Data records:
__________
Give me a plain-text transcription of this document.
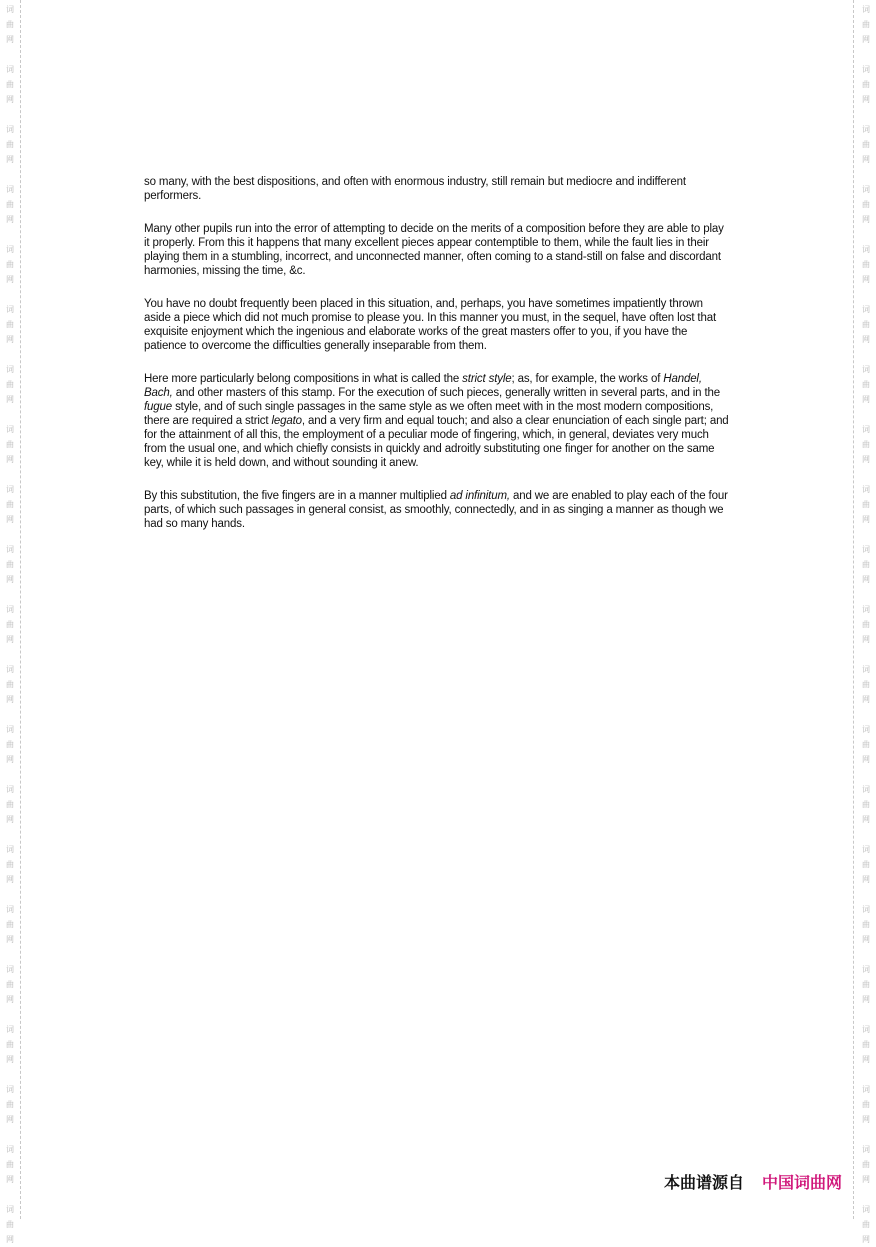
词
曲
网
词
曲
网
词
曲
网
词
曲
网
词
曲
网
词
曲
网
词
曲
网
词
曲
网
词
曲
网
词
曲
网
词
曲
网
词
曲
网
词
曲
网
词
曲
网
词
曲
网
词
曲
网
词
曲
网
词
曲
网
词
曲
网
词
曲
网
词
曲
网
词
曲
网
词
曲
网
词
曲
网
词
曲
网
词
曲
网
词
曲
网
词
曲
网
词
曲
网
词
曲
网
词
曲
网
词
曲
网
词
曲
网
词
曲
网
词
曲
网
词
曲
网
词
曲
网
词
曲
网
词
曲
网
词
曲
网
词
曲
网
词
曲
网

so many, with the best dispositions, and often with enormous industry, still remain but mediocre and indifferent performers.

Many other pupils run into the error of attempting to decide on the merits of a composition before they are able to play it properly. From this it happens that many excellent pieces appear contemptible to them, while the fault lies in their playing them in a stumbling, incorrect, and unconnected manner, often coming to a stand-still on false and discordant harmonies, missing the time, &c.

You have no doubt frequently been placed in this situation, and, perhaps, you have sometimes impatiently thrown aside a piece which did not much promise to please you. In this manner you must, in the sequel, have often lost that exquisite enjoyment which the ingenious and elaborate works of the great masters offer to you, if you have the patience to overcome the difficulties generally inseparable from them.

Here more particularly belong compositions in what is called the strict style; as, for example, the works of Handel, Bach, and other masters of this stamp. For the execution of such pieces, generally written in several parts, and in the fugue style, and of such single passages in the same style as we often meet with in the most modern compositions, there are required a strict legato, and a very firm and equal touch; and also a clear enunciation of each single part; and for the attainment of all this, the employment of a peculiar mode of fingering, which, in general, deviates very much from the usual one, and which chiefly consists in quickly and adroitly substituting one finger for another on the same key, while it is held down, and without sounding it anew.

By this substitution, the five fingers are in a manner multiplied ad infinitum, and we are enabled to play each of the four parts, of which such passages in general consist, as smoothly, connectedly, and in as singing a manner as though we had so many hands.

本曲谱源自 中国词曲网
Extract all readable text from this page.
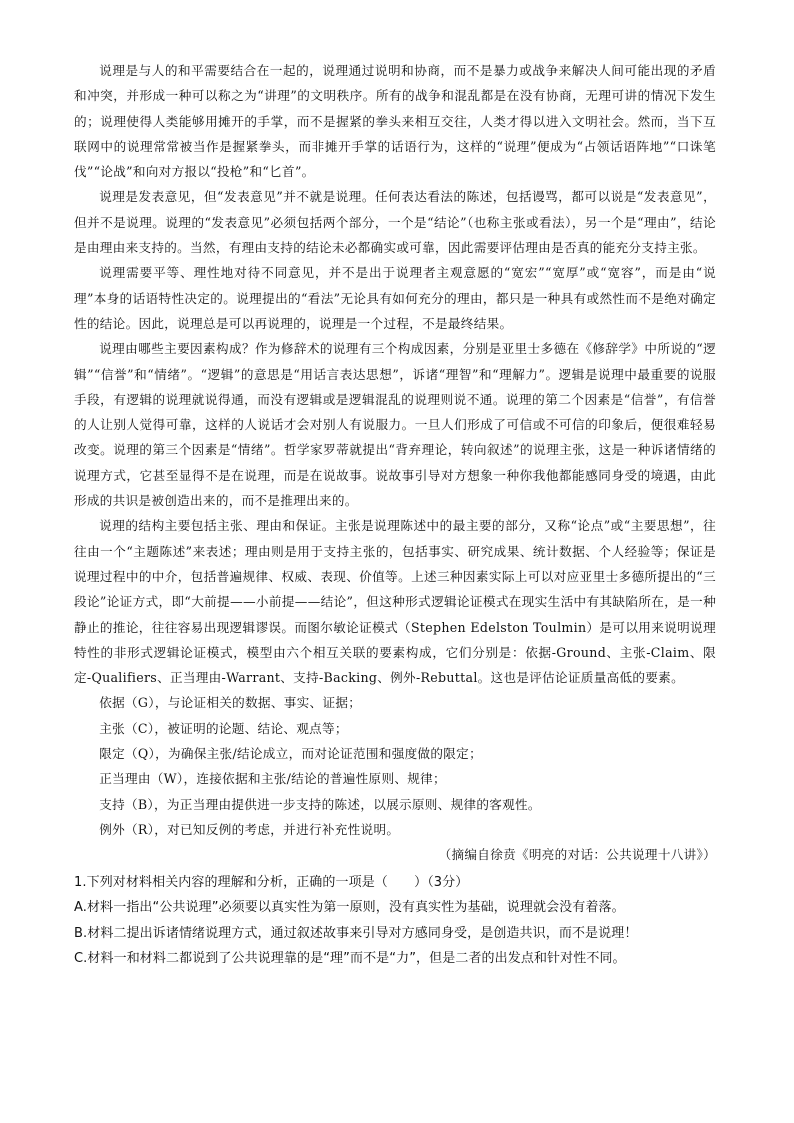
说理是与人的和平需要结合在一起的，说理通过说明和协商，而不是暴力或战争来解决人间可能出现的矛盾和冲突，并形成一种可以称之为“讲理”的文明秩序。所有的战争和混乱都是在没有协商，无理可讲的情况下发生的；说理使得人类能够用摊开的手掌，而不是握紧的拳头来相互交往，人类才得以进入文明社会。然而，当下互联网中的说理常常被当作是握紧拳头，而非摊开手掌的话语行为，这样的“说理”便成为“占领话语阵地”“口诛笔伐”“论战”和向对方报以“投枪”和“匕首”。

说理是发表意见，但“发表意见”并不就是说理。任何表达看法的陈述，包括谩骂，都可以说是“发表意见”，但并不是说理。说理的“发表意见”必须包括两个部分，一个是“结论”（也称主张或看法），另一个是“理由”，结论是由理由来支持的。当然，有理由支持的结论未必都确实或可靠，因此需要评估理由是否真的能充分支持主张。

说理需要平等、理性地对待不同意见，并不是出于说理者主观意愿的“宽宏”“宽厚”或“宽容”，而是由“说理”本身的话语特性决定的。说理提出的“看法”无论具有如何充分的理由，都只是一种具有或然性而不是绝对确定性的结论。因此，说理总是可以再说理的，说理是一个过程，不是最终结果。

说理由哪些主要因素构成？作为修辞术的说理有三个构成因素，分别是亚里士多德在《修辞学》中所说的“逻辑”“信誉”和“情绪”。“逻辑”的意思是“用话言表达思想”，诉诸“理智”和“理解力”。逻辑是说理中最重要的说服手段，有逻辑的说理就说得通，而没有逻辑或是逻辑混乱的说理则说不通。说理的第二个因素是“信誉”，有信誉的人让别人觉得可靠，这样的人说话才会对别人有说服力。一旦人们形成了可信或不可信的印象后，便很难轻易改变。说理的第三个因素是“情绪”。哲学家罗蒂就提出“背弃理论，转向叙述”的说理主张，这是一种诉诸情绪的说理方式，它甚至显得不是在说理，而是在说故事。说故事引导对方想象一种你我他都能感同身受的境遇，由此形成的共识是被创造出来的，而不是推理出来的。

说理的结构主要包括主张、理由和保证。主张是说理陈述中的最主要的部分，又称“论点”或“主要思想”，往往由一个“主题陈述”来表述；理由则是用于支持主张的，包括事实、研究成果、统计数据、个人经验等；保证是说理过程中的中介，包括普遍规律、权威、表现、价值等。上述三种因素实际上可以对应亚里士多德所提出的“三段论”论证方式，即“大前提——小前提——结论”，但这种形式逻辑论证模式在现实生活中有其缺陷所在，是一种静止的推论，往往容易出现逻辑谬误。而图尔敏论证模式（Stephen Edelston Toulmin）是可以用来说明说理特性的非形式逻辑论证模式，模型由六个相互关联的要素构成，它们分别是：依据-Ground、主张-Claim、限定-Qualifiers、正当理由-Warrant、支持-Backing、例外-Rebuttal。这也是评估论证质量高低的要素。

依据（G），与论证相关的数据、事实、证据；

主张（C），被证明的论题、结论、观点等；

限定（Q），为确保主张/结论成立，而对论证范围和强度做的限定；

正当理由（W），连接依据和主张/结论的普遍性原则、规律；

支持（B），为正当理由提供进一步支持的陈述，以展示原则、规律的客观性。

例外（R），对已知反例的考虑，并进行补充性说明。

（摘编自徐贲《明亮的对话：公共说理十八讲》）

1.下列对材料相关内容的理解和分析，正确的一项是（　　）（3分）

A.材料一指出“公共说理”必须要以真实性为第一原则，没有真实性为基础，说理就会没有着落。

B.材料二提出诉诸情绪说理方式，通过叙述故事来引导对方感同身受，是创造共识，而不是说理！

C.材料一和材料二都说到了公共说理靠的是“理”而不是“力”，但是二者的出发点和针对性不同。
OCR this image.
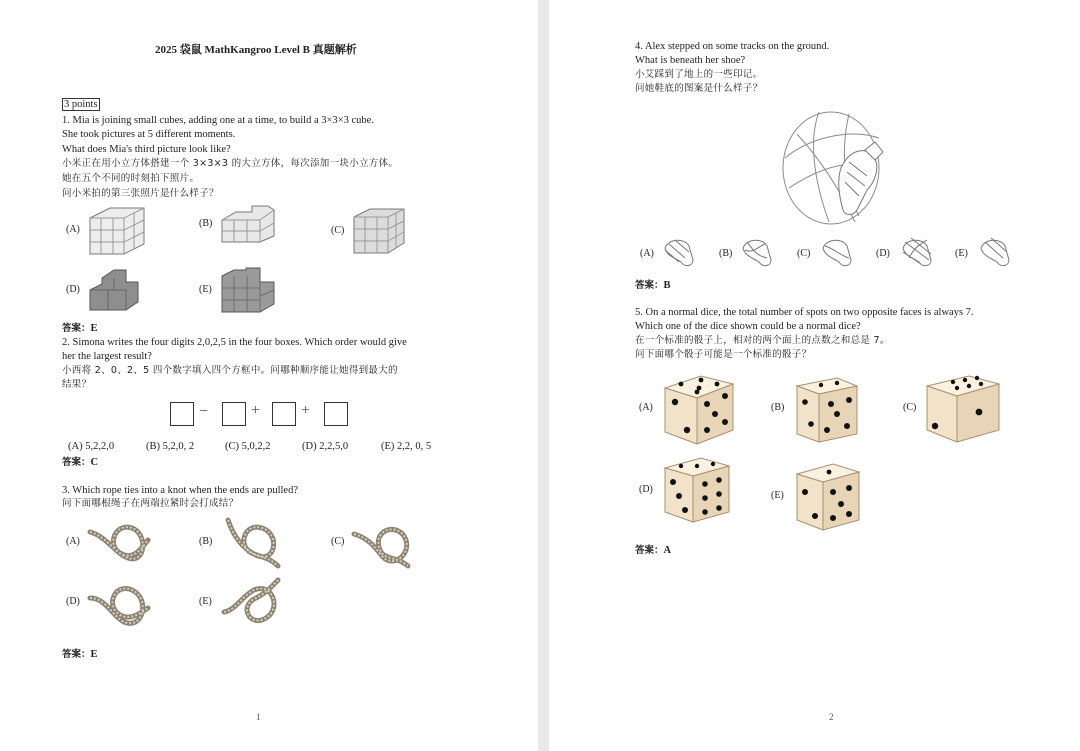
2025 袋鼠 MathKangroo Level B 真题解析
3 points
1. Mia is joining small cubes, adding one at a time, to build a 3×3×3 cube.
She took pictures at 5 different moments.
What does Mia's third picture look like?
小米正在用小立方体搭建一个 3×3×3 的大立方体，每次添加一块小立方体。
她在五个不同的时刻拍下照片。
问小米拍的第三张照片是什么样子？
(A)
(B)
(C)
(D)	(E)
答案：E
2. Simona writes the four digits 2,0,2,5 in the four boxes. Which order would give
her the largest result?
小西将 2、0、2、5 四个数字填入四个方框中。问哪种顺序能让她得到最大的
结果？
−	+	+
(A) 5,2,2,0	(B) 5,2,0, 2	(C) 5,0,2,2	(D) 2,2,5,0	(E) 2,2, 0, 5
答案：C
3. Which rope ties into a knot when the ends are pulled?
问下面哪根绳子在两端拉紧时会打成结？
(A)	(B)	(C)
(D)	(E)
答案：E
1
4. Alex stepped on some tracks on the ground.
What is beneath her shoe?
小艾踩到了地上的一些印记。
问她鞋底的图案是什么样子？
(A)	(B)	(C)	(D)	(E)
答案：B
5. On a normal dice, the total number of spots on two opposite faces is always 7.
Which one of the dice shown could be a normal dice?
在一个标准的骰子上，相对的两个面上的点数之和总是 7。
问下面哪个骰子可能是一个标准的骰子？
(A)	(B)	(C)
(D)
(E)
答案：A
2
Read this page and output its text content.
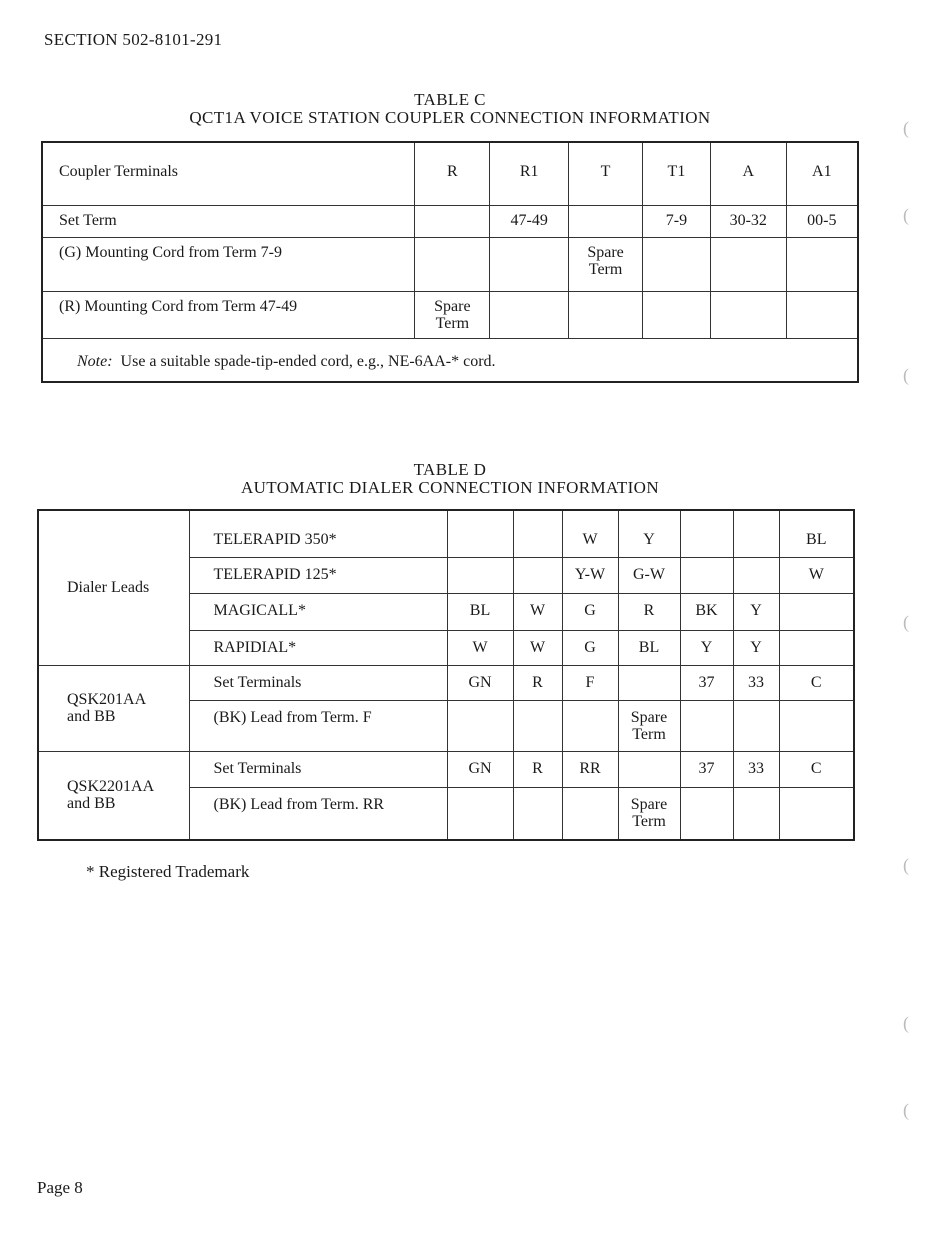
SECTION 502-8101-291
TABLE C
QCT1A VOICE STATION COUPLER CONNECTION INFORMATION
Coupler Terminals	R	R1	T	T1	A	A1
Set Term		47-49		7-9	30-32	00-5
(G) Mounting Cord from Term 7-9			Spare Term			
(R) Mounting Cord from Term 47-49	Spare Term					
Note: Use a suitable spade-tip-ended cord, e.g., NE-6AA-* cord.						
TABLE D
AUTOMATIC DIALER CONNECTION INFORMATION
Dialer Leads	TELERAPID 350*			W	Y			BL
	TELERAPID 125*			Y-W	G-W			W
	MAGICALL*	BL	W	G	R	BK	Y	
	RAPIDIAL*	W	W	G	BL	Y	Y	

QSK201AA
and BB	Set Terminals	GN	R	F		37	33	C
	(BK) Lead from Term. F				Spare Term			

QSK2201AA
and BB	Set Terminals	GN	R	RR		37	33	C
	(BK) Lead from Term. RR				Spare Term			
* Registered Trademark
Page 8
(
(
(
(
(
(
(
__________
§ DESCRIPTION OF THE TASK
Beginning with the line that holds "Read this page and output its text content." and ending with the last line of the material above, extract every line exactly, pictures excluded.

§ EXERCISE RESULT
Read this page and output its text content.
SECTION 502-8101-291
TABLE C
QCT1A VOICE STATION COUPLER CONNECTION INFORMATION
Coupler Terminals	R	R1	T	T1	A	A1
Set Term		47-49		7-9	30-32	00-5
(G) Mounting Cord from Term 7-9			Spare Term			
(R) Mounting Cord from Term 47-49	Spare Term					
Note: Use a suitable spade-tip-ended cord, e.g., NE-6AA-* cord.						
TABLE D
AUTOMATIC DIALER CONNECTION INFORMATION
Dialer Leads	TELERAPID 350*			W	Y			BL
	TELERAPID 125*			Y-W	G-W			W
	MAGICALL*	BL	W	G	R	BK	Y	
	RAPIDIAL*	W	W	G	BL	Y	Y	

QSK201AA
and BB	Set Terminals	GN	R	F		37	33	C
	(BK) Lead from Term. F				Spare Term			

QSK2201AA
and BB	Set Terminals	GN	R	RR		37	33	C
	(BK) Lead from Term. RR				Spare Term			
* Registered Trademark
Page 8
(
(
(
(
(
(
(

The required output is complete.